[PATCH v3 1/7] drm/amdgpu: update XGMI physical node id and GMC configs on resume

Wed May 7 12:49:18 UTC 2025

On 2025/5/7 20:21, Christian König wrote:
> On 5/7/25 13:03, Sam wrote:
>> On 2025/5/7 18:03, Lazar, Lijo wrote:
>>> On 5/7/2025 11:52 AM, Zhang, GuoQing (Sam) wrote:
>>>> [AMD Official Use Only - AMD Internal Distribution Only]
>>>>
>>>>
>>>>   
>>>>> Please keep in mind that this is not the only scenario addressed by the
>>>>> driver - for ex: a resume sequence is executed after a device reset.
>>>>> This patch itself introduces unwanted sequences for other commonly used
>>>>> usecases. Please rework on the series without breaking existing usecases.

Annotated element data —

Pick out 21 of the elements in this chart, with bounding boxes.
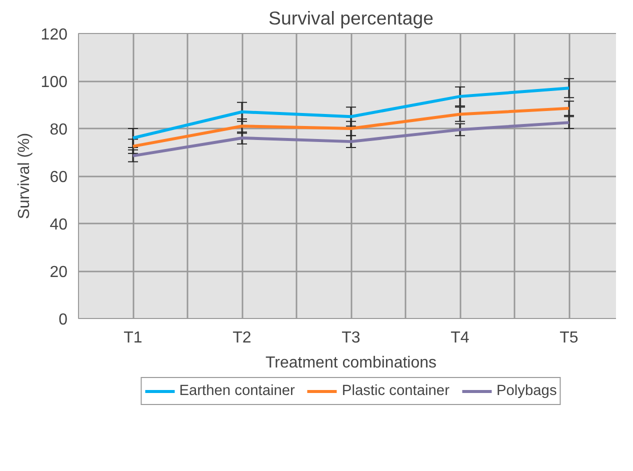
y-tick-label: 0	[58, 312, 68, 328]
y-tick-label: 120	[40, 26, 68, 44]
chart-title: Survival percentage	[268, 8, 434, 28]
x-tick-label: T2	[232, 330, 252, 346]
y-tick-label: 80	[50, 122, 68, 138]
x-tick-label: T1	[124, 330, 142, 346]
y-axis-title: Survival (%)	[16, 132, 33, 220]
y-tick-label: 20	[50, 264, 68, 281]
x-tick-label: T3	[342, 330, 360, 346]
legend-label: Plastic container	[342, 383, 450, 399]
y-tick-label: 60	[50, 169, 68, 186]
x-tick-label: T5	[560, 330, 578, 346]
line-series	[132, 86, 570, 140]
line-series	[132, 106, 570, 148]
y-tick-label: 100	[40, 74, 68, 91]
legend-label: Earthen container	[179, 383, 295, 399]
line-series	[132, 121, 570, 158]
y-tick-label: 40	[50, 216, 68, 234]
legend-label: Polybags	[496, 383, 557, 399]
x-tick-label: T4	[450, 330, 470, 346]
x-axis-title: Treatment combinations	[265, 354, 437, 372]
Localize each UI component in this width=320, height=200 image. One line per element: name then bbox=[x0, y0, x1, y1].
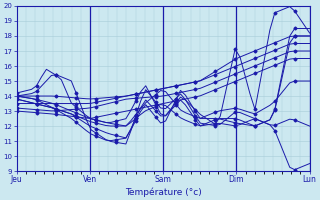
X-axis label: Température (°c): Température (°c) bbox=[125, 187, 202, 197]
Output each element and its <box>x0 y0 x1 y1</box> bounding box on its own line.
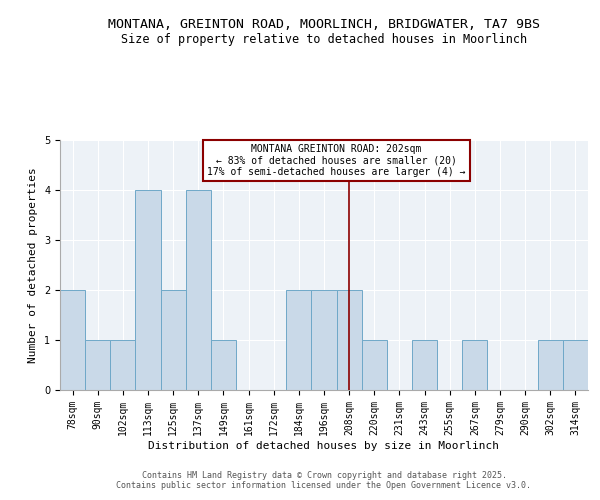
Bar <box>462 340 487 390</box>
Bar <box>362 340 387 390</box>
Bar <box>136 190 161 390</box>
Y-axis label: Number of detached properties: Number of detached properties <box>28 167 38 363</box>
Bar <box>538 340 563 390</box>
Bar <box>311 290 337 390</box>
Text: Size of property relative to detached houses in Moorlinch: Size of property relative to detached ho… <box>121 32 527 46</box>
Text: MONTANA GREINTON ROAD: 202sqm
← 83% of detached houses are smaller (20)
17% of s: MONTANA GREINTON ROAD: 202sqm ← 83% of d… <box>208 144 466 177</box>
Bar <box>412 340 437 390</box>
Bar <box>85 340 110 390</box>
Text: Contains HM Land Registry data © Crown copyright and database right 2025.
Contai: Contains HM Land Registry data © Crown c… <box>116 470 532 490</box>
Bar <box>563 340 588 390</box>
Bar <box>337 290 362 390</box>
Bar <box>110 340 136 390</box>
Bar <box>286 290 311 390</box>
Bar <box>186 190 211 390</box>
X-axis label: Distribution of detached houses by size in Moorlinch: Distribution of detached houses by size … <box>149 440 499 450</box>
Bar <box>60 290 85 390</box>
Bar <box>161 290 186 390</box>
Bar <box>211 340 236 390</box>
Text: MONTANA, GREINTON ROAD, MOORLINCH, BRIDGWATER, TA7 9BS: MONTANA, GREINTON ROAD, MOORLINCH, BRIDG… <box>108 18 540 30</box>
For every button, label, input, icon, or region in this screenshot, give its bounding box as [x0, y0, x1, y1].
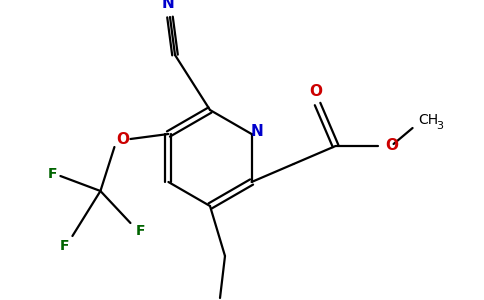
- Text: N: N: [162, 0, 174, 11]
- Text: F: F: [48, 167, 57, 181]
- Text: N: N: [250, 124, 263, 139]
- Text: CH: CH: [419, 113, 439, 127]
- Text: 3: 3: [437, 121, 443, 131]
- Text: O: O: [386, 139, 398, 154]
- Text: O: O: [116, 131, 129, 146]
- Text: O: O: [309, 83, 322, 98]
- Text: F: F: [136, 224, 145, 238]
- Text: F: F: [60, 239, 69, 253]
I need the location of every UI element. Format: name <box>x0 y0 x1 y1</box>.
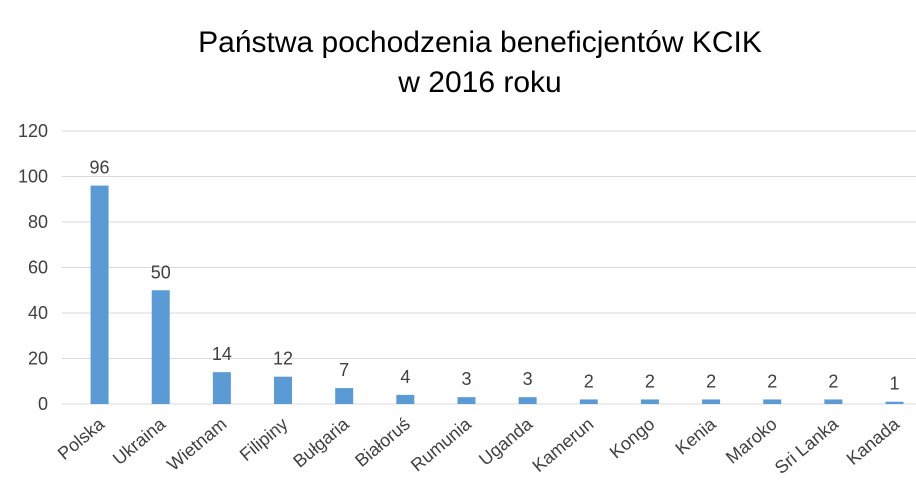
value-label: 4 <box>400 367 410 387</box>
value-label: 2 <box>706 371 716 391</box>
bar <box>212 372 231 404</box>
bar <box>274 376 293 404</box>
bar <box>824 399 843 404</box>
x-tick-label: Maroko <box>722 414 781 468</box>
value-label: 2 <box>645 371 655 391</box>
bar <box>151 290 170 404</box>
x-tick-label: Kongo <box>606 414 659 463</box>
value-label: 2 <box>828 371 838 391</box>
bar <box>763 399 782 404</box>
bar <box>518 397 537 404</box>
x-tick-label: Kamerun <box>529 414 598 476</box>
y-tick-label: 40 <box>28 303 48 323</box>
y-tick-label: 0 <box>38 394 48 414</box>
x-tick-label: Filipiny <box>236 414 292 465</box>
y-tick-label: 60 <box>28 258 48 278</box>
bar <box>335 388 354 404</box>
bar <box>90 185 109 404</box>
x-tick-label: Polska <box>54 413 109 464</box>
value-label: 3 <box>523 369 533 389</box>
x-tick-label: Wietnam <box>163 414 230 475</box>
bar <box>702 399 721 404</box>
y-tick-label: 100 <box>18 167 48 187</box>
x-tick-label: Sri Lanka <box>771 413 843 478</box>
value-label: 14 <box>212 344 232 364</box>
bar <box>396 394 415 404</box>
chart-title: w 2016 roku <box>397 66 561 99</box>
bar <box>640 399 659 404</box>
value-label: 2 <box>767 371 777 391</box>
value-label: 50 <box>151 262 171 282</box>
bar <box>885 401 904 404</box>
value-label: 12 <box>273 349 293 369</box>
x-tick-label: Kanada <box>843 413 904 469</box>
y-tick-label: 120 <box>18 121 48 141</box>
y-tick-label: 20 <box>28 349 48 369</box>
y-tick-label: 80 <box>28 212 48 232</box>
bar <box>579 399 598 404</box>
x-tick-label: Kenia <box>672 413 721 459</box>
value-label: 96 <box>90 158 110 178</box>
bar <box>457 397 476 404</box>
value-label: 2 <box>584 371 594 391</box>
x-tick-label: Rumunia <box>407 413 476 475</box>
x-tick-label: Bułgaria <box>289 413 353 471</box>
x-tick-label: Ukraina <box>109 413 170 469</box>
value-label: 3 <box>461 369 471 389</box>
value-label: 7 <box>339 360 349 380</box>
value-label: 1 <box>890 374 900 394</box>
x-tick-label: Białoruś <box>351 414 414 471</box>
chart-title: Państwa pochodzenia beneficjentów KCIK <box>198 26 762 59</box>
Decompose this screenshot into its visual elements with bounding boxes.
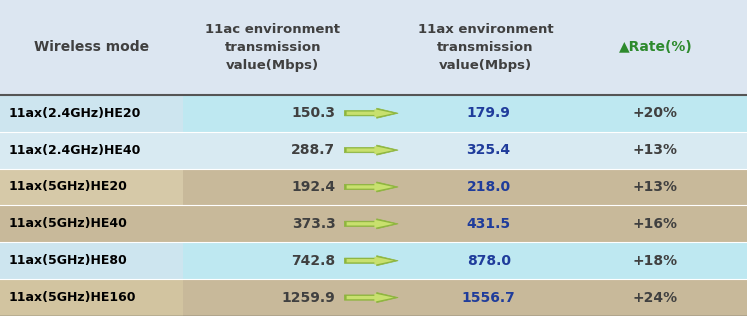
Text: 11ax(5GHz)HE20: 11ax(5GHz)HE20 xyxy=(9,180,128,193)
Polygon shape xyxy=(344,293,398,303)
Polygon shape xyxy=(344,256,398,266)
Text: 11ax(2.4GHz)HE40: 11ax(2.4GHz)HE40 xyxy=(9,143,141,157)
Text: 373.3: 373.3 xyxy=(291,217,335,231)
Polygon shape xyxy=(344,219,398,229)
Polygon shape xyxy=(347,146,394,154)
Text: +13%: +13% xyxy=(633,180,678,194)
Text: 431.5: 431.5 xyxy=(467,217,511,231)
Bar xyxy=(183,132,747,168)
Polygon shape xyxy=(344,145,398,155)
Text: 11ax(2.4GHz)HE20: 11ax(2.4GHz)HE20 xyxy=(9,107,141,120)
Text: 1259.9: 1259.9 xyxy=(282,291,335,305)
Text: +24%: +24% xyxy=(633,291,678,305)
Text: 11ax environment
transmission
value(Mbps): 11ax environment transmission value(Mbps… xyxy=(418,23,554,72)
Bar xyxy=(0,279,183,316)
Text: 742.8: 742.8 xyxy=(291,254,335,268)
Bar xyxy=(183,95,747,132)
Polygon shape xyxy=(347,220,394,228)
Text: 218.0: 218.0 xyxy=(467,180,511,194)
Text: 11ax(5GHz)HE160: 11ax(5GHz)HE160 xyxy=(9,291,137,304)
Text: +13%: +13% xyxy=(633,143,678,157)
Polygon shape xyxy=(347,257,394,265)
Text: 11ax(5GHz)HE80: 11ax(5GHz)HE80 xyxy=(9,254,128,267)
Bar xyxy=(0,132,183,168)
Bar xyxy=(0,95,183,132)
Text: 11ax(5GHz)HE40: 11ax(5GHz)HE40 xyxy=(9,217,128,230)
Bar xyxy=(0,242,183,279)
Text: 192.4: 192.4 xyxy=(291,180,335,194)
Text: ▲Rate(%): ▲Rate(%) xyxy=(619,40,692,54)
Text: 179.9: 179.9 xyxy=(467,106,511,120)
Polygon shape xyxy=(344,182,398,192)
Bar xyxy=(183,205,747,242)
Polygon shape xyxy=(347,294,394,302)
Text: +20%: +20% xyxy=(633,106,678,120)
Bar xyxy=(183,242,747,279)
Text: 1556.7: 1556.7 xyxy=(462,291,515,305)
Text: 878.0: 878.0 xyxy=(467,254,511,268)
Text: 325.4: 325.4 xyxy=(467,143,511,157)
Polygon shape xyxy=(347,183,394,191)
Polygon shape xyxy=(347,109,394,117)
Bar xyxy=(0,0,747,95)
Bar xyxy=(0,168,183,205)
Bar xyxy=(0,205,183,242)
Text: +18%: +18% xyxy=(633,254,678,268)
Text: 150.3: 150.3 xyxy=(291,106,335,120)
Text: 288.7: 288.7 xyxy=(291,143,335,157)
Text: +16%: +16% xyxy=(633,217,678,231)
Bar xyxy=(183,168,747,205)
Text: 11ac environment
transmission
value(Mbps): 11ac environment transmission value(Mbps… xyxy=(205,23,340,72)
Text: Wireless mode: Wireless mode xyxy=(34,40,149,54)
Bar xyxy=(183,279,747,316)
Polygon shape xyxy=(344,108,398,118)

REQUESTS —
a – Can you write down, word for word, the part of the XGMI patch thread that opens with the words containing "On 2025/5/7 20:21, Christian" and closes with "breaking existing usecases."?
b – Could you condense the paragraph in the XGMI patch thread beginning "Please keep in mind" into a short list that keeps its main facts?
This data was taken from a separate source.

SOLUTIONS FOR EACH TASK —
a –
On 2025/5/7 20:21, Christian König wrote:
> On 5/7/25 13:03, Sam wrote:
>> On 2025/5/7 18:03, Lazar, Lijo wrote:
>>> On 5/7/2025 11:52 AM, Zhang, GuoQing (Sam) wrote:
>>>> [AMD Official Use Only - AMD Internal Distribution Only]
>>>>
>>>>
>>>>   
>>>>> Please keep in mind that this is not the only scenario addressed by the
>>>>> driver - for ex: a resume sequence is executed after a device reset.
>>>>> This patch itself introduces unwanted sequences for other commonly used
>>>>> usecases. Please rework on the series without breaking existing usecases.

b –
- The driver handles other scenarios too. For example, a resume sequence runs after a device reset.
- The patch introduces unwanted sequences for other commonly used use cases.
- The series should be reworked without breaking existing use cases.